▶ _Listing_

** Begin **

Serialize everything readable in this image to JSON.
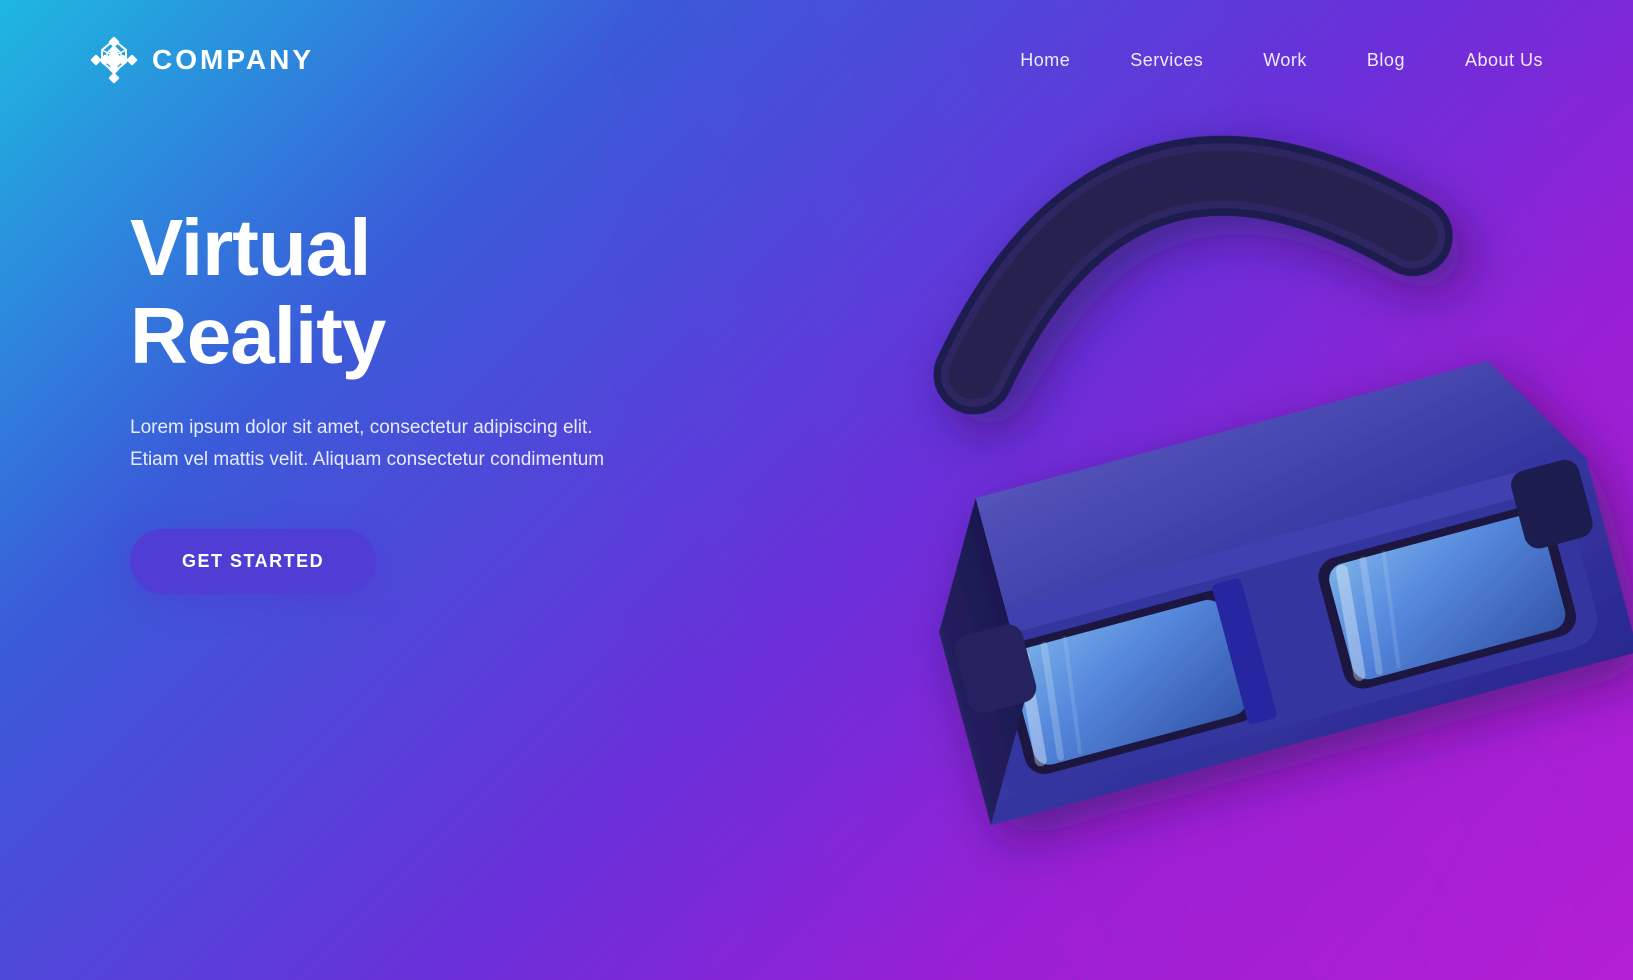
{
  "logo": {
    "text": "COMPANY"
  },
  "nav": {
    "links": [
      {
        "label": "Home",
        "id": "home"
      },
      {
        "label": "Services",
        "id": "services"
      },
      {
        "label": "Work",
        "id": "work"
      },
      {
        "label": "Blog",
        "id": "blog"
      },
      {
        "label": "About Us",
        "id": "about"
      }
    ]
  },
  "hero": {
    "title": "Virtual Reality",
    "description": "Lorem ipsum dolor sit amet, consectetur adipiscing elit. Etiam vel mattis velit. Aliquam consectetur condimentum",
    "cta_label": "Get Started"
  },
  "colors": {
    "bg_start": "#1eb8e0",
    "bg_end": "#b41fd4",
    "accent": "#4f3dd4"
  }
}
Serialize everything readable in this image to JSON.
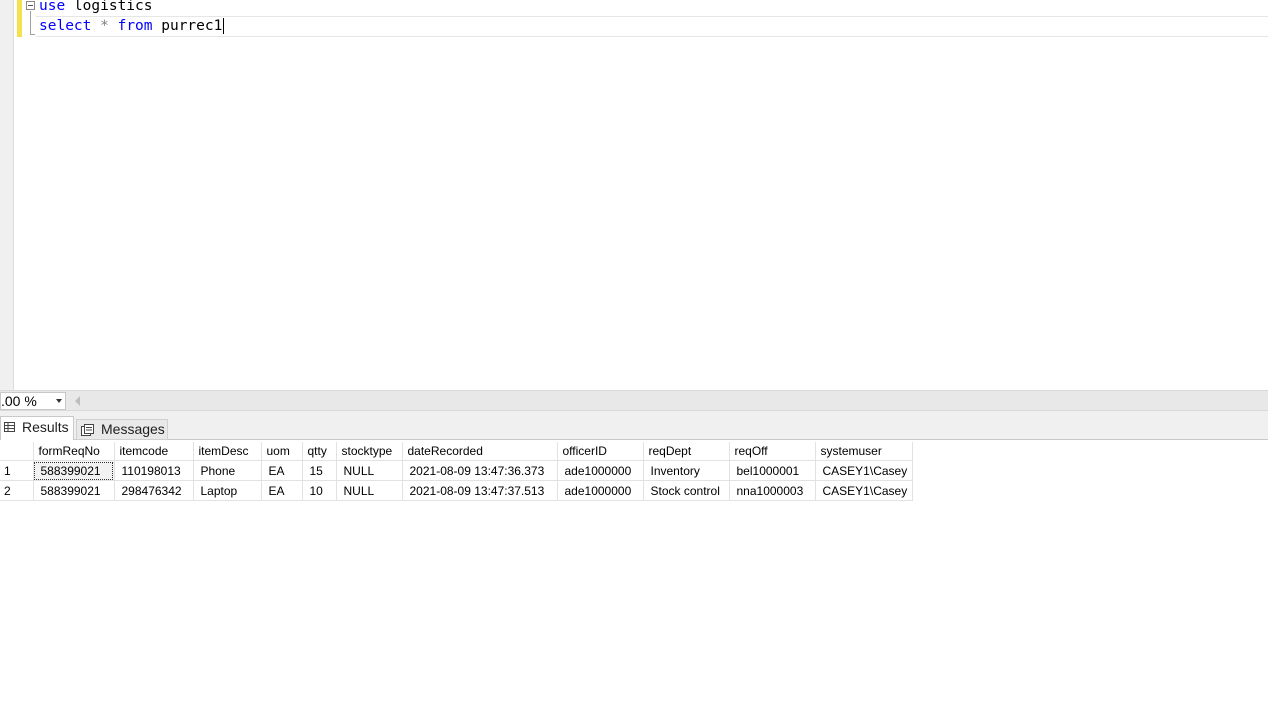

** End **

▶ _Problem statement_
Would you return the data exactly as written, without the pictures?

▶ _Solution to this exercise_
Serialize everything readable in this image to JSON.
{
  "logo": {
    "text": "COMPANY"
  },
  "nav": {
    "links": [
      {
        "label": "Home",
        "id": "home"
      },
      {
        "label": "Services",
        "id": "services"
      },
      {
        "label": "Work",
        "id": "work"
      },
      {
        "label": "Blog",
        "id": "blog"
      },
      {
        "label": "About Us",
        "id": "about"
      }
    ]
  },
  "hero": {
    "title": "Virtual Reality",
    "description": "Lorem ipsum dolor sit amet, consectetur adipiscing elit. Etiam vel mattis velit. Aliquam consectetur condimentum",
    "cta_label": "Get Started"
  },
  "colors": {
    "bg_start": "#1eb8e0",
    "bg_end": "#b41fd4",
    "accent": "#4f3dd4"
  }
}
Serialize everything readable in this image to JSON.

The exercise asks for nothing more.